* EXERCISE:
Please restate the following records word for word.

* RECORDS SHOWN:
○ ○ ○ ○ ○
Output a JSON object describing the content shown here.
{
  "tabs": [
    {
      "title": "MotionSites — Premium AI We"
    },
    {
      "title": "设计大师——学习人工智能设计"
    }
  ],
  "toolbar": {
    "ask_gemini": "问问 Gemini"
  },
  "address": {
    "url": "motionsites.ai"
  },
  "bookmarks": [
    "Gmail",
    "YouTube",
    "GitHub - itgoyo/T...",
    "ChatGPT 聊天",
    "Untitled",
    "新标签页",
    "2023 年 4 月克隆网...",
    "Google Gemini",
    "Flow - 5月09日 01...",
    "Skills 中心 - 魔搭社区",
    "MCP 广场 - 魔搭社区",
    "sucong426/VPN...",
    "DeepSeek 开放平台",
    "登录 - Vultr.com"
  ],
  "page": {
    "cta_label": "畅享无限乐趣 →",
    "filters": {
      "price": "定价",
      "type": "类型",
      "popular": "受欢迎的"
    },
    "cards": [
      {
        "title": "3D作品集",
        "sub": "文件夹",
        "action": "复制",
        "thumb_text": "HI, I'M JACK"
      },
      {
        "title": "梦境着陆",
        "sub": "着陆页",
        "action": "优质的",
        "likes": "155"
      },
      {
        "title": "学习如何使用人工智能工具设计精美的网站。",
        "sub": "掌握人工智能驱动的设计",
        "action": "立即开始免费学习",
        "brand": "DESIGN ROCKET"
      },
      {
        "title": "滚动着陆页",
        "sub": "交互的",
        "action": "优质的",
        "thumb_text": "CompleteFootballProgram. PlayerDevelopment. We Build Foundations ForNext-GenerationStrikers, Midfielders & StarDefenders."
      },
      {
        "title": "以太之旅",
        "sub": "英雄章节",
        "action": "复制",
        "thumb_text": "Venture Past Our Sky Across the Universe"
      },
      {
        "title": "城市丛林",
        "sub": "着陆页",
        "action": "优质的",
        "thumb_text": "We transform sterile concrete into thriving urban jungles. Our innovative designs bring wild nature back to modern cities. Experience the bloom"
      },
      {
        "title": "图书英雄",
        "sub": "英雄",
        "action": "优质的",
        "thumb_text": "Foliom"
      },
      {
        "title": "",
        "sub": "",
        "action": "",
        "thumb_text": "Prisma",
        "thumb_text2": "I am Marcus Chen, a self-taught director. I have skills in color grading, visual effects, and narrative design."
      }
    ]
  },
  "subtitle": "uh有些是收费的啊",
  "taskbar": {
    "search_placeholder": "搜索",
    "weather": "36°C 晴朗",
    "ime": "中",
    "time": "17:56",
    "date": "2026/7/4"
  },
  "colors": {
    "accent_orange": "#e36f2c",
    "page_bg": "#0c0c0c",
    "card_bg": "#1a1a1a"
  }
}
○ ○ ○ ○ ○
* RESPONSE BELOW:
Output a JSON object describing the content shown here.
{
  "tabs": [
    {
      "title": "MotionSites — Premium AI We"
    },
    {
      "title": "设计大师——学习人工智能设计"
    }
  ],
  "toolbar": {
    "ask_gemini": "问问 Gemini"
  },
  "address": {
    "url": "motionsites.ai"
  },
  "bookmarks": [
    "Gmail",
    "YouTube",
    "GitHub - itgoyo/T...",
    "ChatGPT 聊天",
    "Untitled",
    "新标签页",
    "2023 年 4 月克隆网...",
    "Google Gemini",
    "Flow - 5月09日 01...",
    "Skills 中心 - 魔搭社区",
    "MCP 广场 - 魔搭社区",
    "sucong426/VPN...",
    "DeepSeek 开放平台",
    "登录 - Vultr.com"
  ],
  "page": {
    "cta_label": "畅享无限乐趣 →",
    "filters": {
      "price": "定价",
      "type": "类型",
      "popular": "受欢迎的"
    },
    "cards": [
      {
        "title": "3D作品集",
        "sub": "文件夹",
        "action": "复制",
        "thumb_text": "HI, I'M JACK"
      },
      {
        "title": "梦境着陆",
        "sub": "着陆页",
        "action": "优质的",
        "likes": "155"
      },
      {
        "title": "学习如何使用人工智能工具设计精美的网站。",
        "sub": "掌握人工智能驱动的设计",
        "action": "立即开始免费学习",
        "brand": "DESIGN ROCKET"
      },
      {
        "title": "滚动着陆页",
        "sub": "交互的",
        "action": "优质的",
        "thumb_text": "CompleteFootballProgram. PlayerDevelopment. We Build Foundations ForNext-GenerationStrikers, Midfielders & StarDefenders."
      },
      {
        "title": "以太之旅",
        "sub": "英雄章节",
        "action": "复制",
        "thumb_text": "Venture Past Our Sky Across the Universe"
      },
      {
        "title": "城市丛林",
        "sub": "着陆页",
        "action": "优质的",
        "thumb_text": "We transform sterile concrete into thriving urban jungles. Our innovative designs bring wild nature back to modern cities. Experience the bloom"
      },
      {
        "title": "图书英雄",
        "sub": "英雄",
        "action": "优质的",
        "thumb_text": "Foliom"
      },
      {
        "title": "",
        "sub": "",
        "action": "",
        "thumb_text": "Prisma",
        "thumb_text2": "I am Marcus Chen, a self-taught director. I have skills in color grading, visual effects, and narrative design."
      }
    ]
  },
  "subtitle": "uh有些是收费的啊",
  "taskbar": {
    "search_placeholder": "搜索",
    "weather": "36°C 晴朗",
    "ime": "中",
    "time": "17:56",
    "date": "2026/7/4"
  },
  "colors": {
    "accent_orange": "#e36f2c",
    "page_bg": "#0c0c0c",
    "card_bg": "#1a1a1a"
  }
}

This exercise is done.